> SET TASK: Can you rewrite the listing from the line containing "750, 725, 776]" through the line containing "803, 724, 817]", putting "wind-arrow" wherever "wind-barb" appears and changing nothing else?

> PROVIDED DATA:
########################################

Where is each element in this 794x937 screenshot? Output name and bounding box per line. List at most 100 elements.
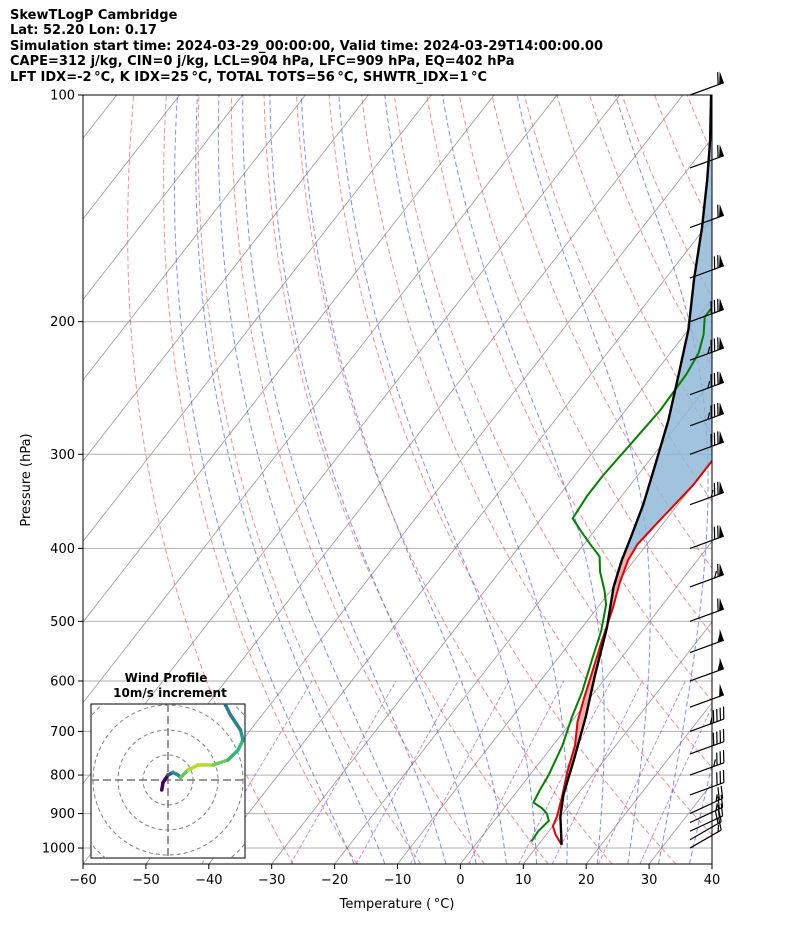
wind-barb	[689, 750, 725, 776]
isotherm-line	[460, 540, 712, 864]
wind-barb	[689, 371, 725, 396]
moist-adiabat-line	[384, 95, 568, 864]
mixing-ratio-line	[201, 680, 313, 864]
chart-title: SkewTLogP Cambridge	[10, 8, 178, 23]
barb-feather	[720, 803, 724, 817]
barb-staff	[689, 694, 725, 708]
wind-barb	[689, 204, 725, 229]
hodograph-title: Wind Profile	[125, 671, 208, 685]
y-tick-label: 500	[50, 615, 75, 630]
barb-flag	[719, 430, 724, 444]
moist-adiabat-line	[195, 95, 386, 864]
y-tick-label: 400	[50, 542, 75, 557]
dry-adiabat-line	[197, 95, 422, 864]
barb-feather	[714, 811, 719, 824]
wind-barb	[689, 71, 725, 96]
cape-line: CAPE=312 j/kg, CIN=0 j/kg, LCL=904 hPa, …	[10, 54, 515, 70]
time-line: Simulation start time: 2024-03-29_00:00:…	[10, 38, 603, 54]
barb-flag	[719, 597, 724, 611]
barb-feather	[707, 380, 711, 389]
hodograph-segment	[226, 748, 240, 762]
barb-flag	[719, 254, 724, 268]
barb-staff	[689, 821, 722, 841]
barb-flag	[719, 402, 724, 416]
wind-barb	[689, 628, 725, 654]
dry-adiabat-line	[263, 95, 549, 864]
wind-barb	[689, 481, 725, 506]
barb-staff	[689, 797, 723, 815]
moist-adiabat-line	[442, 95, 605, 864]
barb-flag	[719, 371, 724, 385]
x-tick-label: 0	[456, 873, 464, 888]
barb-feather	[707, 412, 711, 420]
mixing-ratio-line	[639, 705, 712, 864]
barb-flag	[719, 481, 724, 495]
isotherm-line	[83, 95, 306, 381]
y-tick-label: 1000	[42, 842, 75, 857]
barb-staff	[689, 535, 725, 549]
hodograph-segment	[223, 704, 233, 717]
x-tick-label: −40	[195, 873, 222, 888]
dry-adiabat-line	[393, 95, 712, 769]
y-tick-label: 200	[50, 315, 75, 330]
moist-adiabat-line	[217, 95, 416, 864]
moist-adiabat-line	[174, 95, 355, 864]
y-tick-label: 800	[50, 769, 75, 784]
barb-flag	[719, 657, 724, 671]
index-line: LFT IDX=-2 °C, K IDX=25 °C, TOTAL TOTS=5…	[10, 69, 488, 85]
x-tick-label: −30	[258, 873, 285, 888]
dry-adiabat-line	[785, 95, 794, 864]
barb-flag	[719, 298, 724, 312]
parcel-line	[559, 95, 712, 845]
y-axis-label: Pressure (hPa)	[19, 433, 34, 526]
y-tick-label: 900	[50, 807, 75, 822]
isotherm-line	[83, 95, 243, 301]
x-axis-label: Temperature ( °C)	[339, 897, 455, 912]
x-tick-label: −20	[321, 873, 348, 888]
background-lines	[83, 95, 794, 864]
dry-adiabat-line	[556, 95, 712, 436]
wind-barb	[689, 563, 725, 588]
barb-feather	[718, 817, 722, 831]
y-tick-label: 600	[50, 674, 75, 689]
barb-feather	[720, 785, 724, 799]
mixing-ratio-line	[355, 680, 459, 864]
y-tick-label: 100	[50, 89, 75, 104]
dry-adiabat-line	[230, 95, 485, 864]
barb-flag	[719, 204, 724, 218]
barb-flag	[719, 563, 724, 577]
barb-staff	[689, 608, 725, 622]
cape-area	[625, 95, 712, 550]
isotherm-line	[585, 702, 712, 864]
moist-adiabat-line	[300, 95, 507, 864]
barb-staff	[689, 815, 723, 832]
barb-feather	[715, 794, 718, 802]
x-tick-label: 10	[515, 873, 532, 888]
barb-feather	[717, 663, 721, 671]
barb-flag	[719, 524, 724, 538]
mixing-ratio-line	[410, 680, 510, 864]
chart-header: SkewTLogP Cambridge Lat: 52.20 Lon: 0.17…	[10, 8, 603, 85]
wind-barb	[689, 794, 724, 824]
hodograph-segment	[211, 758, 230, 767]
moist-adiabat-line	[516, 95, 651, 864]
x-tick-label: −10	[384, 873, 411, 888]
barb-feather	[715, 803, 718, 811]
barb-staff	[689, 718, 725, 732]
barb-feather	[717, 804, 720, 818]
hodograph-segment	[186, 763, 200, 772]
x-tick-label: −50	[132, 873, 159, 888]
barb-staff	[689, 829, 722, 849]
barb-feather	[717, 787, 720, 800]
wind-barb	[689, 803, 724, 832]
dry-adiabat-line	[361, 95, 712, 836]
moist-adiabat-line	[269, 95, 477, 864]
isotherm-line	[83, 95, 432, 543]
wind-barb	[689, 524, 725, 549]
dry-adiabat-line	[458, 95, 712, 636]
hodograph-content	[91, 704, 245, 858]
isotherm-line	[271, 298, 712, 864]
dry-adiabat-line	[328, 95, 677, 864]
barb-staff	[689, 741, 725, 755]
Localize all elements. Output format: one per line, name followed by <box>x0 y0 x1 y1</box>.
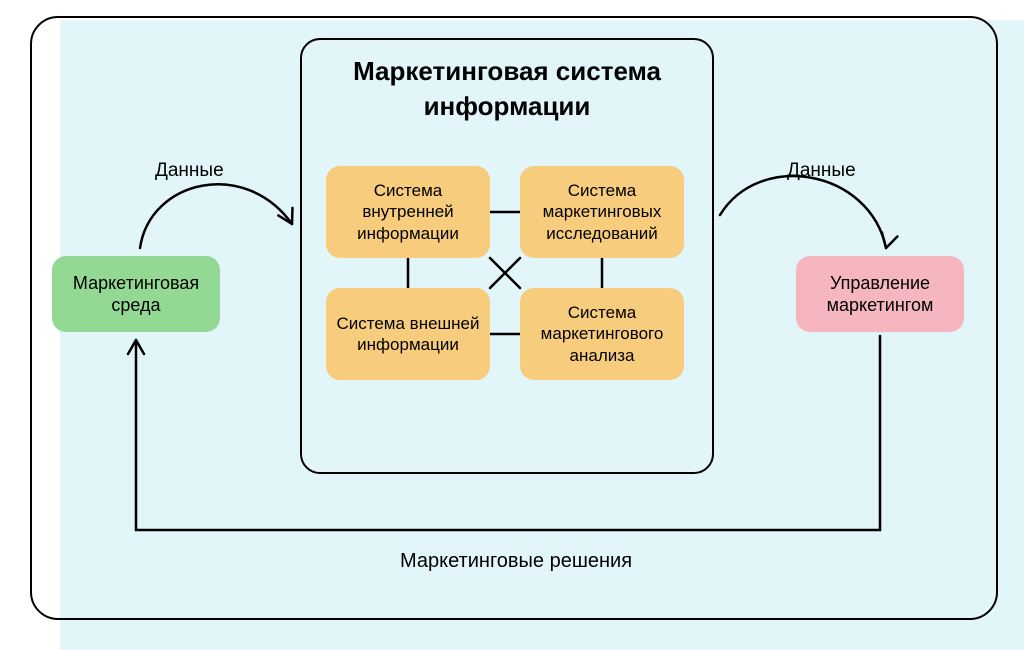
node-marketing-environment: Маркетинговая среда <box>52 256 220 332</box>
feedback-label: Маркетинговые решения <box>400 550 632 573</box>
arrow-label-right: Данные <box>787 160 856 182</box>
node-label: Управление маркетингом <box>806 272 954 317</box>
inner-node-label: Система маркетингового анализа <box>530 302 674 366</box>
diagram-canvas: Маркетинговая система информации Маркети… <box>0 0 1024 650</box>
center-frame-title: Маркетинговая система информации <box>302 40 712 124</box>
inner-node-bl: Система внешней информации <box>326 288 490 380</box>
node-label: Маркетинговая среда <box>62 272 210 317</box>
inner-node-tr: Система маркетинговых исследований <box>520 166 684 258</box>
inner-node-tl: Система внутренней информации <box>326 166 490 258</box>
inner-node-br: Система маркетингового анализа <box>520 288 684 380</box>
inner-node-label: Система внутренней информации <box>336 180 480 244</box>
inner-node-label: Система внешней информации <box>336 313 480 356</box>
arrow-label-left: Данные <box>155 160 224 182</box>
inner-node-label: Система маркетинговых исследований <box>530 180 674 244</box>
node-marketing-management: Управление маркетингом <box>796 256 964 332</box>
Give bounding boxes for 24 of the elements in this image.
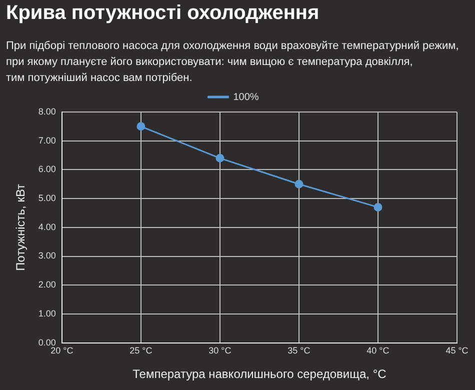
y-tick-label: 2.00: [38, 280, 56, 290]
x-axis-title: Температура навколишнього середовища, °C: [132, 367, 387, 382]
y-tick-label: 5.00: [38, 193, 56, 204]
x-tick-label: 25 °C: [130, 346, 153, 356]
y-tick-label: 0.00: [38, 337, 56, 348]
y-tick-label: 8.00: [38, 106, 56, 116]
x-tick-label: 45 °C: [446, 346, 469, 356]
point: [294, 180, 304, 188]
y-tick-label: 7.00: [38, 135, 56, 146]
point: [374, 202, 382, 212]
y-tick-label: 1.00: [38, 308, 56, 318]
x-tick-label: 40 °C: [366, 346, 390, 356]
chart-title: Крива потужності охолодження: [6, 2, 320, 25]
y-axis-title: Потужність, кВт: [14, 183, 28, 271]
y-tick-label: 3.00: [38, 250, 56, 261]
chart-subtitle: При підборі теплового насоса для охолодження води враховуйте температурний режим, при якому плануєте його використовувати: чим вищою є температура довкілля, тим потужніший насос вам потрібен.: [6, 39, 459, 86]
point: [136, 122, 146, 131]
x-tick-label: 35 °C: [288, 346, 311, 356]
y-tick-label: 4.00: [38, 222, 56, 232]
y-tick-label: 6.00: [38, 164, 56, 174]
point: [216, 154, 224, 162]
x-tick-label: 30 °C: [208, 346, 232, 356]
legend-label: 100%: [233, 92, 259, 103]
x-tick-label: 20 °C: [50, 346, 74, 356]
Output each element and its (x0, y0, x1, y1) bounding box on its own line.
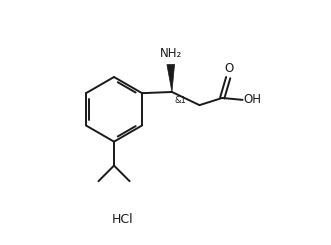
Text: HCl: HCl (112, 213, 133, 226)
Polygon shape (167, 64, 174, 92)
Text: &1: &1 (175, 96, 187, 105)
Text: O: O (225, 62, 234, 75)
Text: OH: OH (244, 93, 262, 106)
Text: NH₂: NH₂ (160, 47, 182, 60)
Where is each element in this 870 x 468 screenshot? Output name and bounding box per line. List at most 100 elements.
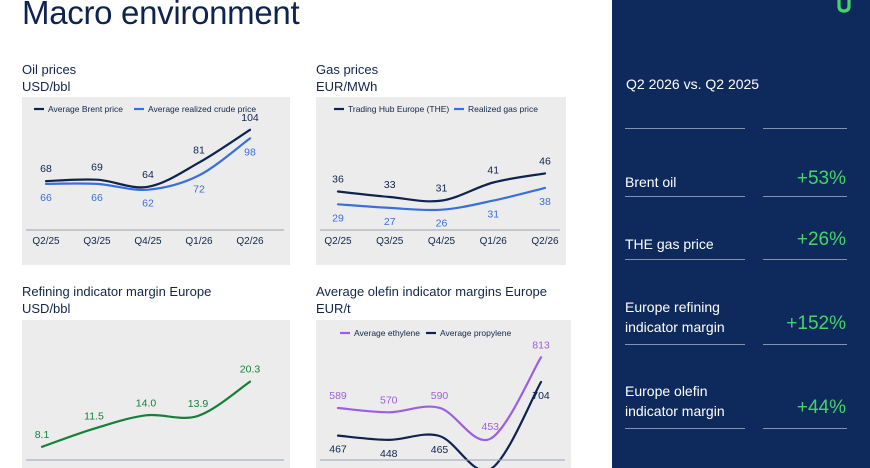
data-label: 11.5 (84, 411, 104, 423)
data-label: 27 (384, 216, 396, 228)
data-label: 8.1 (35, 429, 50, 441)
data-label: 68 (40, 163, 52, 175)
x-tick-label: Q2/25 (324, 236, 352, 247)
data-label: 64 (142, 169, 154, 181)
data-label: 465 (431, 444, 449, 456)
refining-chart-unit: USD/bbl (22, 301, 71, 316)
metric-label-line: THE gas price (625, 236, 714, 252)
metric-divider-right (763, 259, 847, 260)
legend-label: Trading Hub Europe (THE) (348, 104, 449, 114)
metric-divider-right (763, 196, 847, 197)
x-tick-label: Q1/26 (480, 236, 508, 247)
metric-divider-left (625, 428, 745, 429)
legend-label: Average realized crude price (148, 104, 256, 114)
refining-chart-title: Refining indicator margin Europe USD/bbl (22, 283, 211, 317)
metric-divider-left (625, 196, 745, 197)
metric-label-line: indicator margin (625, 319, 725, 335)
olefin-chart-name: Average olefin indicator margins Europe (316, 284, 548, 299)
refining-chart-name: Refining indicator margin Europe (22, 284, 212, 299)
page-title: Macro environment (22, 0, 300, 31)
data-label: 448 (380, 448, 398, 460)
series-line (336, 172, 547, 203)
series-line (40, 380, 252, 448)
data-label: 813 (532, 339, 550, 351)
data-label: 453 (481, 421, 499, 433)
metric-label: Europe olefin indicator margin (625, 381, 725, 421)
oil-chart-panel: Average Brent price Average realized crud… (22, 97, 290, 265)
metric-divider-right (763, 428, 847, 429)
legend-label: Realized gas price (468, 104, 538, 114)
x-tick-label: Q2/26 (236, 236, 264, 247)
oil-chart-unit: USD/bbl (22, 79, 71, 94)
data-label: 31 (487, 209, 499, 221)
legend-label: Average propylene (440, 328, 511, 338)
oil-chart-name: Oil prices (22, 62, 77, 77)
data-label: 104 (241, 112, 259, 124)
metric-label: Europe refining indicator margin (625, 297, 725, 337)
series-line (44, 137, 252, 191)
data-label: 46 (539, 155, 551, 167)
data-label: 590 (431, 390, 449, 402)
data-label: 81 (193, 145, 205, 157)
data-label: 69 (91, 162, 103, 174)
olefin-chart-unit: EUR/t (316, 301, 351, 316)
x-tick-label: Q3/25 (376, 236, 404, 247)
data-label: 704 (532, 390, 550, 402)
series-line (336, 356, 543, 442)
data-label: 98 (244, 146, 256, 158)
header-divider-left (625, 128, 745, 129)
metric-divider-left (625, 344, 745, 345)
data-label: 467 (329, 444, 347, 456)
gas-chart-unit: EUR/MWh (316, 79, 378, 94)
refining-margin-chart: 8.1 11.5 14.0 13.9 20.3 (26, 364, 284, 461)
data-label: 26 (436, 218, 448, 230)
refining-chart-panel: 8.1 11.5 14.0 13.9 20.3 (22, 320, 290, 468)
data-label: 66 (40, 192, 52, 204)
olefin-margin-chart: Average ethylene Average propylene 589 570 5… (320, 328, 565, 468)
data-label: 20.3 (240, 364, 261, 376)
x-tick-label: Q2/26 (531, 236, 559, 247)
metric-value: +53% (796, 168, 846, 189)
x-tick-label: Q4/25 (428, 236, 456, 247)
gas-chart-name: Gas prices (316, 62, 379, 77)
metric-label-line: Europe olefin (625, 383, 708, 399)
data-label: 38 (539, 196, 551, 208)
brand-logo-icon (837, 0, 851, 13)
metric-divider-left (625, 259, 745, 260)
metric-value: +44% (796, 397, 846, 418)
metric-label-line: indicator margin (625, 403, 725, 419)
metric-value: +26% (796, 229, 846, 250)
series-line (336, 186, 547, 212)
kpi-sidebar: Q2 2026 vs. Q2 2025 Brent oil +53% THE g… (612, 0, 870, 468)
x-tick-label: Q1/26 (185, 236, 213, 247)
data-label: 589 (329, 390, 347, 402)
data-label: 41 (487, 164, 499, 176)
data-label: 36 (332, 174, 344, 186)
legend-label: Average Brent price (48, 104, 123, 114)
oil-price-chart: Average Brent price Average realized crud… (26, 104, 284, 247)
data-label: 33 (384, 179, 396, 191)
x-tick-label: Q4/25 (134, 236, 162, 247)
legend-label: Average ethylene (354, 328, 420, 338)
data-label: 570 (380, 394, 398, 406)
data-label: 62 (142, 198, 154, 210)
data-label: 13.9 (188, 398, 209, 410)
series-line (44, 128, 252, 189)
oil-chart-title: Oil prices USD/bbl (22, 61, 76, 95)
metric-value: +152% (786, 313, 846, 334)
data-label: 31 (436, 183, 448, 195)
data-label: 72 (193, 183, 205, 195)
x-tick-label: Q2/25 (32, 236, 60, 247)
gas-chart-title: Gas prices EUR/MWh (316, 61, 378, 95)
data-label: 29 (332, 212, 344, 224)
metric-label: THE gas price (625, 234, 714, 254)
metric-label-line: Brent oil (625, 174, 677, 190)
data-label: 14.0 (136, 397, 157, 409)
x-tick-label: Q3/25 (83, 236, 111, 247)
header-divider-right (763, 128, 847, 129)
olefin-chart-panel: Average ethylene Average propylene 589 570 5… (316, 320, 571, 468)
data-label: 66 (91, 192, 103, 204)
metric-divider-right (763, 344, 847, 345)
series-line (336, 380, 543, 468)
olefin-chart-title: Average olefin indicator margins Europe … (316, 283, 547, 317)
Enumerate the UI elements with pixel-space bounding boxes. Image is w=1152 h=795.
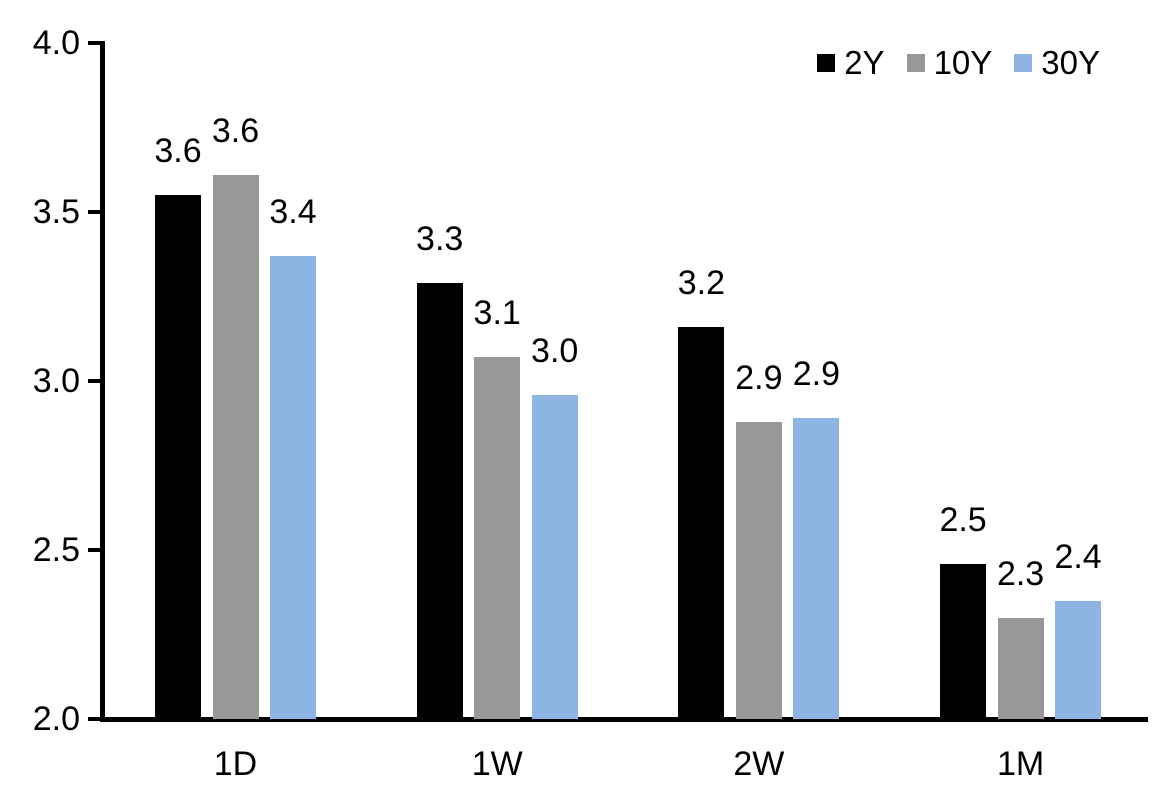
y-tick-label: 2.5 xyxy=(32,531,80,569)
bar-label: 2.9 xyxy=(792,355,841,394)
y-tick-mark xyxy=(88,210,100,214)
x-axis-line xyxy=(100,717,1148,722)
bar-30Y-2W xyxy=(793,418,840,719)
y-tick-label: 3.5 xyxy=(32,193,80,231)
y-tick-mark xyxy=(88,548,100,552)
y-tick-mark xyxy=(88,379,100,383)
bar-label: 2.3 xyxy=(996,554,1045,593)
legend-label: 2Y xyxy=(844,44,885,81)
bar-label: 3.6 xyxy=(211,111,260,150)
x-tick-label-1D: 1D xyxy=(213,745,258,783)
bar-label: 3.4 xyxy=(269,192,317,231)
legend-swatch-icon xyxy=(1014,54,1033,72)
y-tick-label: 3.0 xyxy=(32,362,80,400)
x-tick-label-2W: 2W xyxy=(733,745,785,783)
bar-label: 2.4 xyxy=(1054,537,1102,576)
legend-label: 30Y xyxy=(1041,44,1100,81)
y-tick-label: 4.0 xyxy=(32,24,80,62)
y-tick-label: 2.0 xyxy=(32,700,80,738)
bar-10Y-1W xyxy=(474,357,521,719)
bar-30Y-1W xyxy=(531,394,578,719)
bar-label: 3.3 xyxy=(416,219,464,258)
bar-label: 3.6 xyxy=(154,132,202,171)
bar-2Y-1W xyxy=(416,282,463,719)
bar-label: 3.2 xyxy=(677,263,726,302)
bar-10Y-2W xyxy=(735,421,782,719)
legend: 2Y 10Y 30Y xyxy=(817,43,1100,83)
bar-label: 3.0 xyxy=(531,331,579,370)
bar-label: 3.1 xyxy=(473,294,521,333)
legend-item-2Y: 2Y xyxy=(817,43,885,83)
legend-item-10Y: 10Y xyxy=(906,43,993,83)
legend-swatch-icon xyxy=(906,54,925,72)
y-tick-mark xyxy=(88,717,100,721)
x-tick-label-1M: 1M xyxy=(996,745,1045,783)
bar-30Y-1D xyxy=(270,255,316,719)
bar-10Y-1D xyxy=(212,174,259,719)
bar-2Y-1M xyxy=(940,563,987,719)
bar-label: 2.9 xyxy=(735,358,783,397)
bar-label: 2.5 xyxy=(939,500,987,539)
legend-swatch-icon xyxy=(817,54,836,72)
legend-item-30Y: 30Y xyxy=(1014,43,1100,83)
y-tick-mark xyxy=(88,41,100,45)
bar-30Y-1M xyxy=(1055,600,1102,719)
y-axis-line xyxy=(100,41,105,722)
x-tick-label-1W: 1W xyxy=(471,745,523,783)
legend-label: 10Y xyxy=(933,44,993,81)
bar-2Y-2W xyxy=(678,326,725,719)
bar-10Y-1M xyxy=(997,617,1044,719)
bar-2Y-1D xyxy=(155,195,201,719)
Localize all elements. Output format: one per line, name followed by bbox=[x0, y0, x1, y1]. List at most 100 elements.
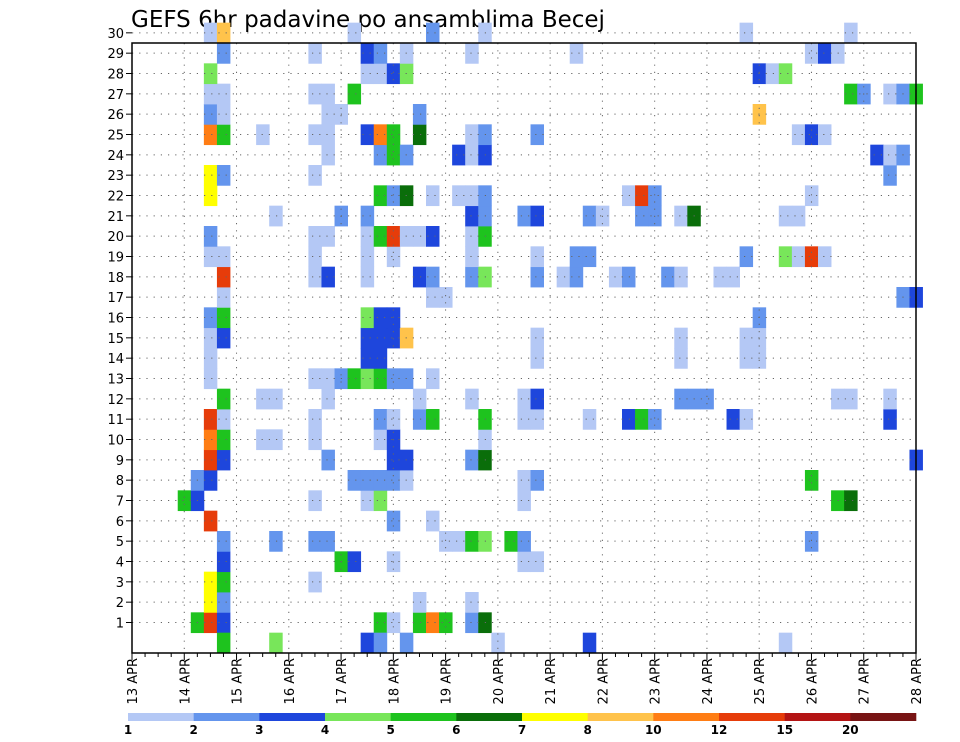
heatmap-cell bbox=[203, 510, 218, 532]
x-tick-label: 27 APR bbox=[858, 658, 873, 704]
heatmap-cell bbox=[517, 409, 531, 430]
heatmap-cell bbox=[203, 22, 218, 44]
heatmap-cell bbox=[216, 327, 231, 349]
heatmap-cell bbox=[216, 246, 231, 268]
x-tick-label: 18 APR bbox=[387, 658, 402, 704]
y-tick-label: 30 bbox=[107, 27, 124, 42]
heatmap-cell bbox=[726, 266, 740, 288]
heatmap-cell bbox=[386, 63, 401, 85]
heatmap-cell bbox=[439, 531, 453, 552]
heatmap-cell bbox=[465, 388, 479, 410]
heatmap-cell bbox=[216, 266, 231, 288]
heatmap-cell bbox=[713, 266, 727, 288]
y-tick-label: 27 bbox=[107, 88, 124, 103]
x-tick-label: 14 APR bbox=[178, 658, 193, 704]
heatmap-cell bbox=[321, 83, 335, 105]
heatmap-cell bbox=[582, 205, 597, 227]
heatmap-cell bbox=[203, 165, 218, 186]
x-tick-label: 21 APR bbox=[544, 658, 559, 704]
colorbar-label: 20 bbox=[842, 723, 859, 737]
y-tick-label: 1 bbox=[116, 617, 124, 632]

########################################

> ANSWER TO THE PROBLEM:
wind-arrow	[689, 750, 725, 776]
isotherm-line	[460, 540, 712, 864]
wind-arrow	[689, 371, 725, 396]
moist-adiabat-line	[384, 95, 568, 864]
mixing-ratio-line	[201, 680, 313, 864]
chart-title: SkewTLogP Cambridge	[10, 8, 178, 23]
barb-feather	[720, 803, 724, 817]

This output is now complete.